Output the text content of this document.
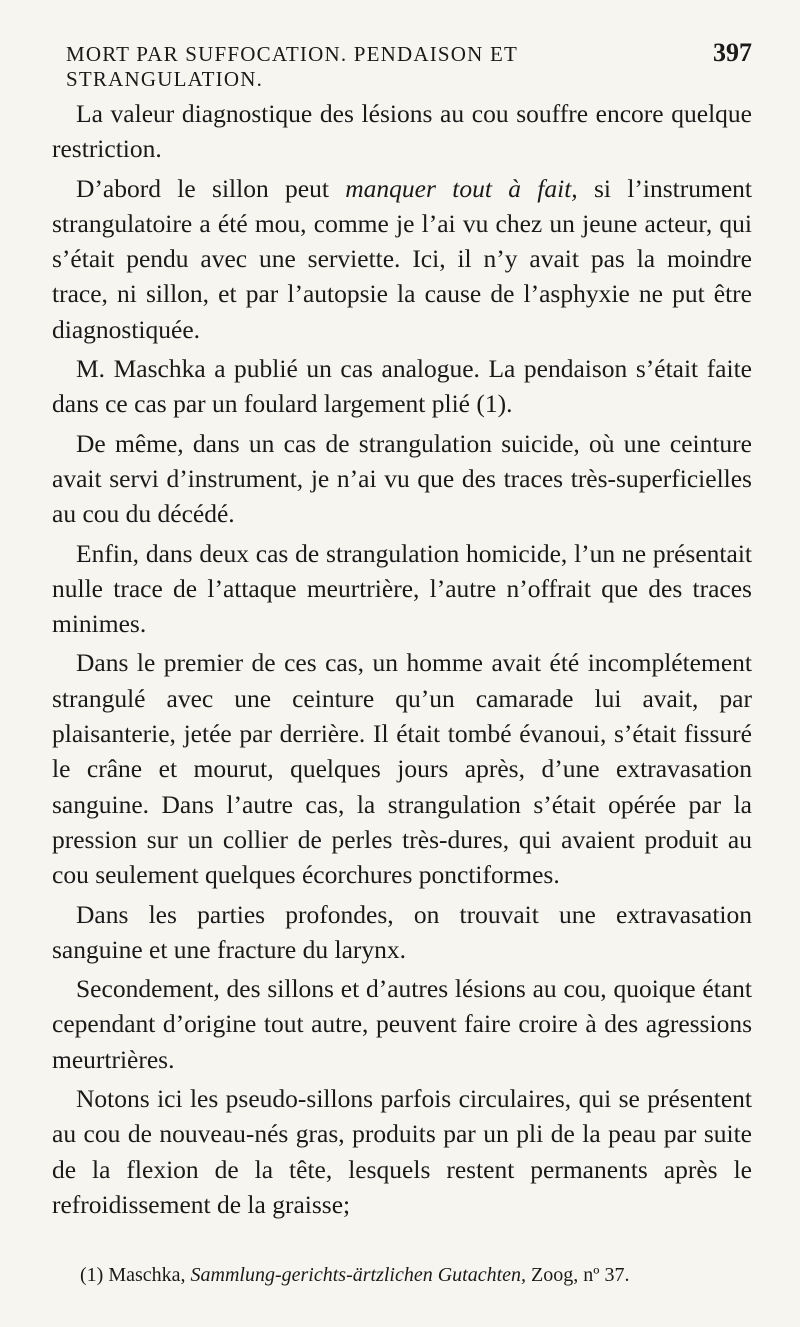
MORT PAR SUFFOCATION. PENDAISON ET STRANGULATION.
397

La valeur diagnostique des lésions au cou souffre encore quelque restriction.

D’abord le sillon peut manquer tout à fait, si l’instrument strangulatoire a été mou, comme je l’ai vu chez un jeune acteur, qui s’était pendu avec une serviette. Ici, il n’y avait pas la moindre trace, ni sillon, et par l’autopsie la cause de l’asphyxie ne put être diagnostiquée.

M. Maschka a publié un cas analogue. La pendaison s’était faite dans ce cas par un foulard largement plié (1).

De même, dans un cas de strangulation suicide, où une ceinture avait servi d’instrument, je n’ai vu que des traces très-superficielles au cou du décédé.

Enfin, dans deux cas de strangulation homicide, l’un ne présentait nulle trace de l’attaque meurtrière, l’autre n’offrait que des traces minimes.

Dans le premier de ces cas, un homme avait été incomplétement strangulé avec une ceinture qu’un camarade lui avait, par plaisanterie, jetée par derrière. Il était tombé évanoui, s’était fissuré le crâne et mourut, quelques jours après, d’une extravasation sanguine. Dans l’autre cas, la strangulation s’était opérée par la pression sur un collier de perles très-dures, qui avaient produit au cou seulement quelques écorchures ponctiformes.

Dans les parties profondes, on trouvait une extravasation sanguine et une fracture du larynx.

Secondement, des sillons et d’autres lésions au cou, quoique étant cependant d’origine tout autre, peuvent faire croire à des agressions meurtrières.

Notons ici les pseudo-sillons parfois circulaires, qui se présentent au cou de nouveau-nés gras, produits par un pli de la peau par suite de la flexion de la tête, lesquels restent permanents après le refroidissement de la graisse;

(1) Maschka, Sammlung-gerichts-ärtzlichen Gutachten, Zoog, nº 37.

*Problem description*:
Find how many lines in the listing contain the word "sillons" and give that count alone.

*The answer*:
2